- **What you have to do**
The records below hold pictures; please leave those out and retype the rest exactly.

------------------------------

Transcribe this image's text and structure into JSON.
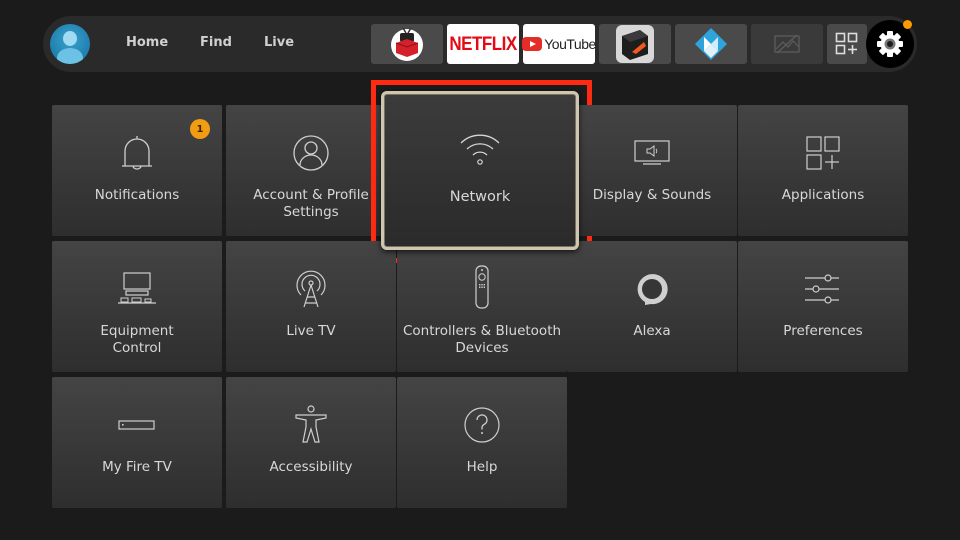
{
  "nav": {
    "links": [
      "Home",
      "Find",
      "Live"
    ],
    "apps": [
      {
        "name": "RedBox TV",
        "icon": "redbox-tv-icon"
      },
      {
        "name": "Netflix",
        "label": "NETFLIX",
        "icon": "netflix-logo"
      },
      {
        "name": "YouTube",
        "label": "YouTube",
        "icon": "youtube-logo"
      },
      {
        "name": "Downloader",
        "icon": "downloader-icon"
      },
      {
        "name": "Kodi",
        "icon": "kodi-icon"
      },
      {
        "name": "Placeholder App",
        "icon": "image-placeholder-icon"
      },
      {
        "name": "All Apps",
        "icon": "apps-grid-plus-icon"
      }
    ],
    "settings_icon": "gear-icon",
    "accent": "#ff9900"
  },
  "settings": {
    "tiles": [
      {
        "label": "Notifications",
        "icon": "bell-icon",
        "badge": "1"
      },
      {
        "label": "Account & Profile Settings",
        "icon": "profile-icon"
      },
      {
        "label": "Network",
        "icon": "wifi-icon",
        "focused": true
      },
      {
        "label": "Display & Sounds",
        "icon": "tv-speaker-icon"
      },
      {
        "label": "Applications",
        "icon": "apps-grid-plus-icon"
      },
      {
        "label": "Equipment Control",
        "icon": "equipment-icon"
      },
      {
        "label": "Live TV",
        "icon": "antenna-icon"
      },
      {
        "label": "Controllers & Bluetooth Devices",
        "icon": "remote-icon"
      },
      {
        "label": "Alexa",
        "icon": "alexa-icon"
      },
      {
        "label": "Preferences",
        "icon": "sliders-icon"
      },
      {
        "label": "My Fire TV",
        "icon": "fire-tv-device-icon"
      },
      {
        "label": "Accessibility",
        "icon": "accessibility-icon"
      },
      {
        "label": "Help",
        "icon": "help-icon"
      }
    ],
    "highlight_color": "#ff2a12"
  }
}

------------------------------

- **Written answer**
Transcribe this image's text and structure into JSON.
{
  "nav": {
    "links": [
      "Home",
      "Find",
      "Live"
    ],
    "apps": [
      {
        "name": "RedBox TV",
        "icon": "redbox-tv-icon"
      },
      {
        "name": "Netflix",
        "label": "NETFLIX",
        "icon": "netflix-logo"
      },
      {
        "name": "YouTube",
        "label": "YouTube",
        "icon": "youtube-logo"
      },
      {
        "name": "Downloader",
        "icon": "downloader-icon"
      },
      {
        "name": "Kodi",
        "icon": "kodi-icon"
      },
      {
        "name": "Placeholder App",
        "icon": "image-placeholder-icon"
      },
      {
        "name": "All Apps",
        "icon": "apps-grid-plus-icon"
      }
    ],
    "settings_icon": "gear-icon",
    "accent": "#ff9900"
  },
  "settings": {
    "tiles": [
      {
        "label": "Notifications",
        "icon": "bell-icon",
        "badge": "1"
      },
      {
        "label": "Account & Profile Settings",
        "icon": "profile-icon"
      },
      {
        "label": "Network",
        "icon": "wifi-icon",
        "focused": true
      },
      {
        "label": "Display & Sounds",
        "icon": "tv-speaker-icon"
      },
      {
        "label": "Applications",
        "icon": "apps-grid-plus-icon"
      },
      {
        "label": "Equipment Control",
        "icon": "equipment-icon"
      },
      {
        "label": "Live TV",
        "icon": "antenna-icon"
      },
      {
        "label": "Controllers & Bluetooth Devices",
        "icon": "remote-icon"
      },
      {
        "label": "Alexa",
        "icon": "alexa-icon"
      },
      {
        "label": "Preferences",
        "icon": "sliders-icon"
      },
      {
        "label": "My Fire TV",
        "icon": "fire-tv-device-icon"
      },
      {
        "label": "Accessibility",
        "icon": "accessibility-icon"
      },
      {
        "label": "Help",
        "icon": "help-icon"
      }
    ],
    "highlight_color": "#ff2a12"
  }
}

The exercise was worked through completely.